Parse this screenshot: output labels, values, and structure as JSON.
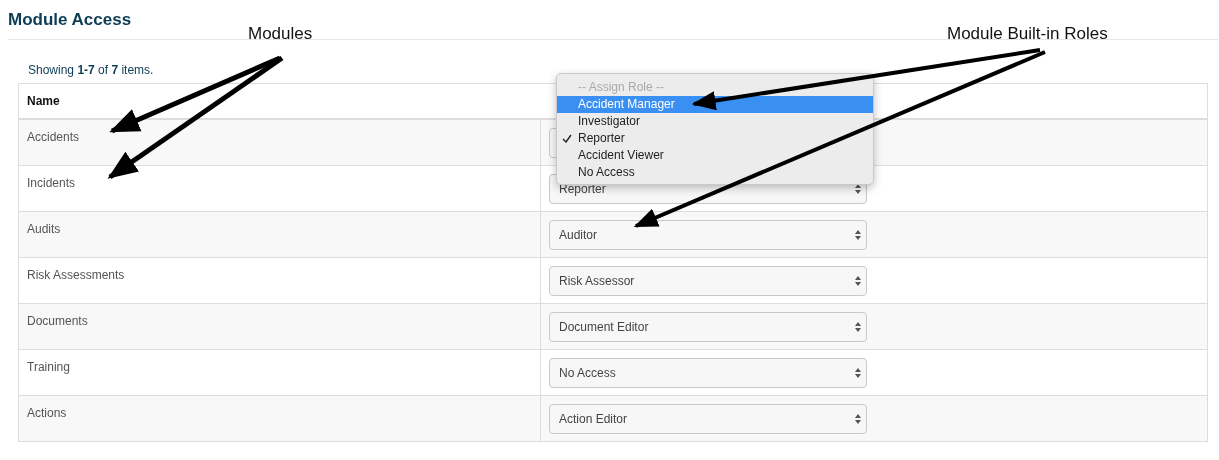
{
  "title": "Module Access",
  "annotations": [
    {
      "label": "Modules"
    },
    {
      "label": "Module Built-in Roles"
    }
  ],
  "summary": "Showing **1-7** of **7** items.",
  "table": {
    "columns": [
      "Name"
    ],
    "rows": [
      {
        "name": "Accidents"
      },
      {
        "name": "Incidents",
        "role": "Reporter"
      },
      {
        "name": "Audits",
        "role": "Auditor"
      },
      {
        "name": "Risk Assessments",
        "role": "Risk Assessor"
      },
      {
        "name": "Documents",
        "role": "Document Editor"
      },
      {
        "name": "Training",
        "role": "No Access"
      },
      {
        "name": "Actions",
        "role": "Action Editor"
      }
    ]
  },
  "role_menu": [
    {
      "label": "-- Assign Role --",
      "disabled": true,
      "selected": false,
      "checked": false
    },
    {
      "label": "Accident Manager",
      "disabled": false,
      "selected": true,
      "checked": false
    },
    {
      "label": "Investigator",
      "disabled": false,
      "selected": false,
      "checked": false
    },
    {
      "label": "Reporter",
      "disabled": false,
      "selected": false,
      "checked": true
    },
    {
      "label": "Accident Viewer",
      "disabled": false,
      "selected": false,
      "checked": false
    },
    {
      "label": "No Access",
      "disabled": false,
      "selected": false,
      "checked": false
    }
  ]
}
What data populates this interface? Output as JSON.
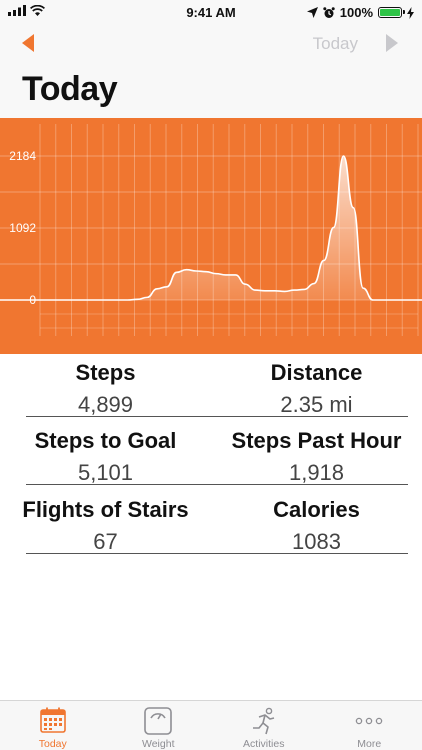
{
  "status": {
    "time": "9:41 AM",
    "battery": "100%"
  },
  "nav": {
    "date": "Today"
  },
  "page": {
    "title": "Today"
  },
  "chart_data": {
    "type": "area",
    "y_ticks": [
      "2184",
      "1092",
      "0"
    ],
    "ylim": [
      0,
      2184
    ],
    "x": [
      0,
      4,
      8,
      12,
      16,
      20,
      24,
      28,
      32,
      36,
      40,
      44,
      48,
      52,
      56,
      60,
      64,
      68,
      72,
      76,
      80,
      84,
      88,
      92,
      96,
      100
    ],
    "values": [
      0,
      0,
      0,
      0,
      0,
      0,
      0,
      0,
      0,
      0,
      0,
      0,
      0,
      0,
      10,
      40,
      170,
      200,
      420,
      460,
      440,
      430,
      400,
      380,
      380,
      240,
      150,
      140,
      140,
      130,
      150,
      160,
      250,
      600,
      1100,
      2184,
      1400,
      180,
      0,
      0,
      0,
      0,
      0,
      0
    ],
    "grid": true,
    "colors": {
      "background": "#f07630",
      "fill": "#ffffff"
    }
  },
  "stats": [
    {
      "label": "Steps",
      "value": "4,899"
    },
    {
      "label": "Distance",
      "value": "2.35 mi"
    },
    {
      "label": "Steps to Goal",
      "value": "5,101"
    },
    {
      "label": "Steps Past Hour",
      "value": "1,918"
    },
    {
      "label": "Flights of Stairs",
      "value": "67"
    },
    {
      "label": "Calories",
      "value": "1083"
    }
  ],
  "tabs": [
    {
      "label": "Today",
      "icon": "calendar-icon",
      "active": true
    },
    {
      "label": "Weight",
      "icon": "scale-icon",
      "active": false
    },
    {
      "label": "Activities",
      "icon": "runner-icon",
      "active": false
    },
    {
      "label": "More",
      "icon": "more-icon",
      "active": false
    }
  ],
  "colors": {
    "accent": "#f07630"
  }
}
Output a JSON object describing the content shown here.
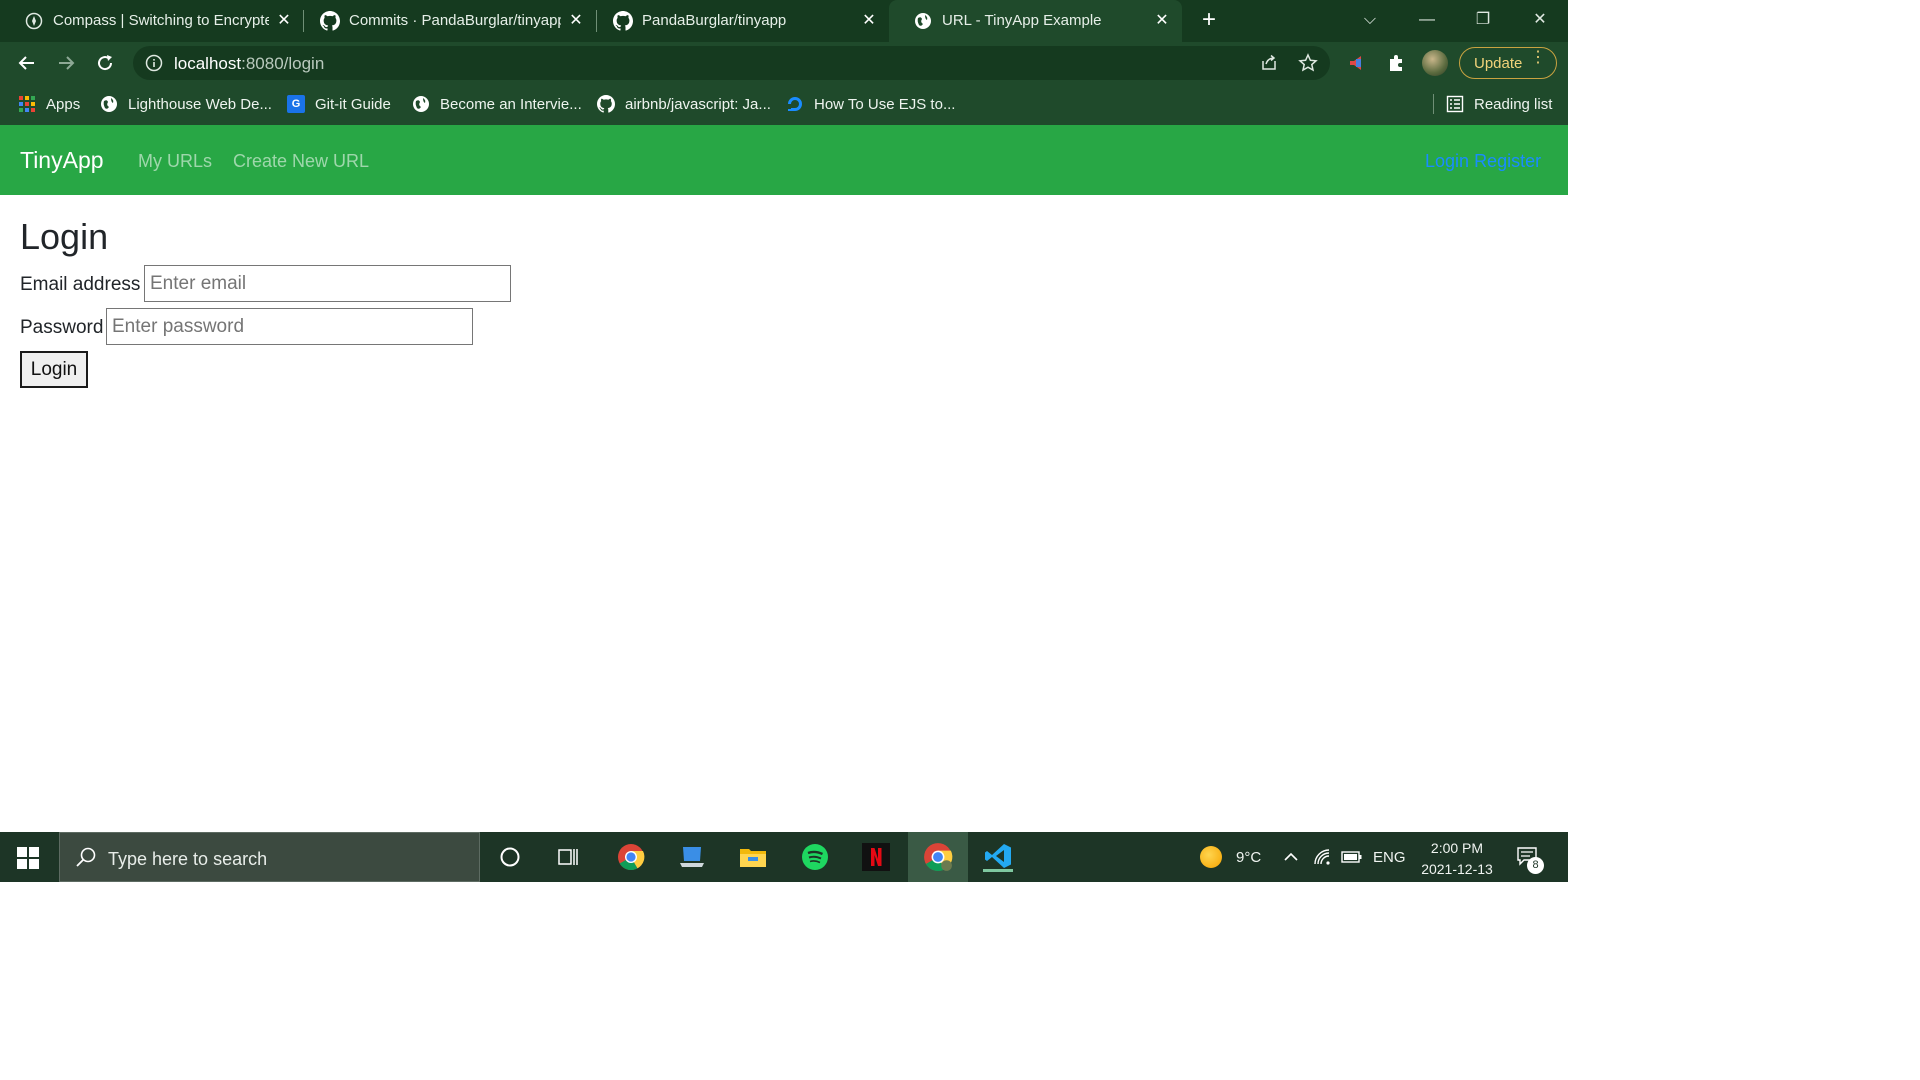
{
  "browser": {
    "tabs": [
      {
        "title": "Compass | Switching to Encrypted",
        "icon": "compass-favicon",
        "active": false
      },
      {
        "title": "Commits · PandaBurglar/tinyapp",
        "icon": "github-icon",
        "active": false
      },
      {
        "title": "PandaBurglar/tinyapp",
        "icon": "github-icon",
        "active": false
      },
      {
        "title": "URL - TinyApp Example",
        "icon": "globe-icon",
        "active": true
      }
    ],
    "address": {
      "host": "localhost",
      "rest": ":8080/login"
    },
    "update_label": "Update",
    "bookmarks": [
      {
        "label": "Apps",
        "icon": "apps-grid-icon"
      },
      {
        "label": "Lighthouse Web De...",
        "icon": "globe-icon"
      },
      {
        "label": "Git-it Guide",
        "icon": "g-favicon"
      },
      {
        "label": "Become an Intervie...",
        "icon": "globe-icon"
      },
      {
        "label": "airbnb/javascript: Ja...",
        "icon": "github-icon"
      },
      {
        "label": "How To Use EJS to...",
        "icon": "digitalocean-icon"
      }
    ],
    "reading_list": "Reading list"
  },
  "app": {
    "brand": "TinyApp",
    "nav": {
      "my_urls": "My URLs",
      "create_new": "Create New URL"
    },
    "auth": {
      "login": "Login",
      "register": "Register"
    }
  },
  "login": {
    "title": "Login",
    "email_label": "Email address",
    "email_placeholder": "Enter email",
    "password_label": "Password",
    "password_placeholder": "Enter password",
    "submit_label": "Login"
  },
  "taskbar": {
    "search_placeholder": "Type here to search",
    "weather": "9°C",
    "language": "ENG",
    "time": "2:00 PM",
    "date": "2021-12-13",
    "notification_count": "8"
  },
  "colors": {
    "navbar": "#28a745",
    "link": "#1a8cff",
    "chrome": "#1f4a2b"
  }
}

----

(Objective): Sift the material for lines with the string "Risk". Copy each one found.

(Task output):
        "name": "Risk Assessments",
        "role": "Risk Assessor"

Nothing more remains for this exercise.